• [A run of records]
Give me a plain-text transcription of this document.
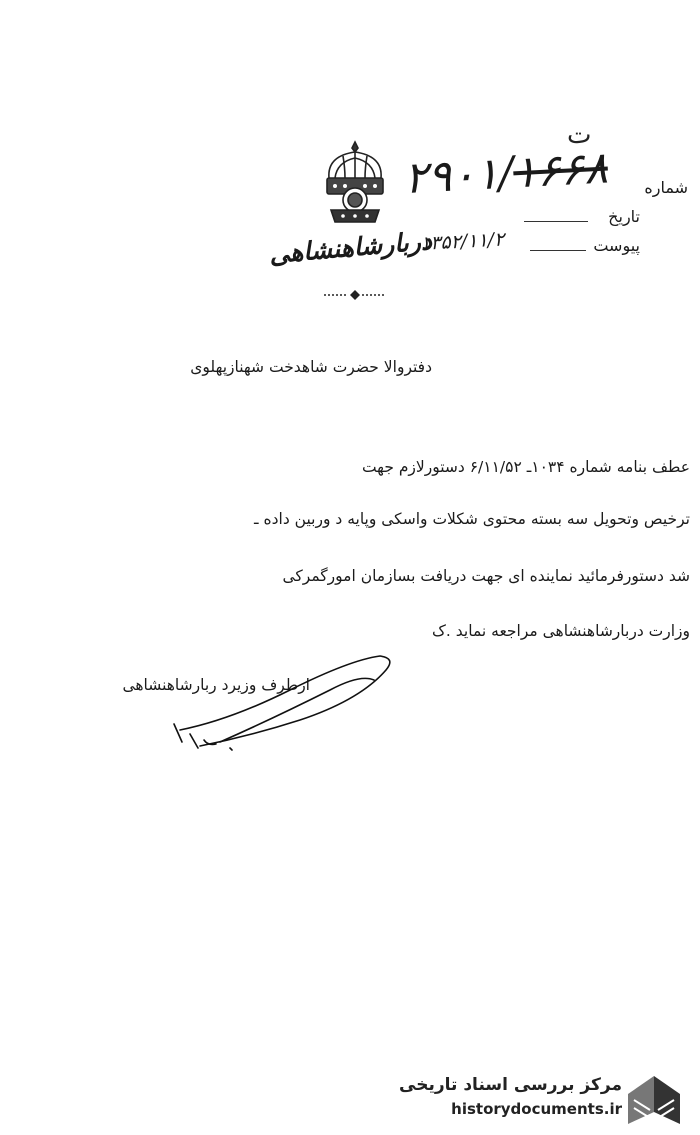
ت
دربارشاهنشاهی
شماره
تاریخ
پیوست
۲۹۰۱/۱۶۶۸
۱۳۵۲/۱۱/۲
دفتروالا حضرت شاهدخت شهنازپهلوی
عطف بنامه شماره ۱۰۳۴ـ ۶/۱۱/۵۲ دستورلازم جهت
ترخیص وتحویل سه بسته محتوی شکلات واسکی وپایه د وربین داده ـ
شد دستورفرمائید نماینده ای جهت دریافت بسازمان امورگمرکی
وزارت دربارشاهنشاهی مراجعه نماید .ک
ازطرف وزیرد ربارشاهنشاهی
مرکز بررسی اسناد تاریخی
historydocuments.ir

• [DIRECTIONS] Using the material above, set down every line exactly, but skip the pictures.

• [SOLUTION]
Give me a plain-text transcription of this document.
ت
دربارشاهنشاهی
شماره
تاریخ
پیوست
۲۹۰۱/۱۶۶۸
۱۳۵۲/۱۱/۲
دفتروالا حضرت شاهدخت شهنازپهلوی
عطف بنامه شماره ۱۰۳۴ـ ۶/۱۱/۵۲ دستورلازم جهت
ترخیص وتحویل سه بسته محتوی شکلات واسکی وپایه د وربین داده ـ
شد دستورفرمائید نماینده ای جهت دریافت بسازمان امورگمرکی
وزارت دربارشاهنشاهی مراجعه نماید .ک
ازطرف وزیرد ربارشاهنشاهی
مرکز بررسی اسناد تاریخی
historydocuments.ir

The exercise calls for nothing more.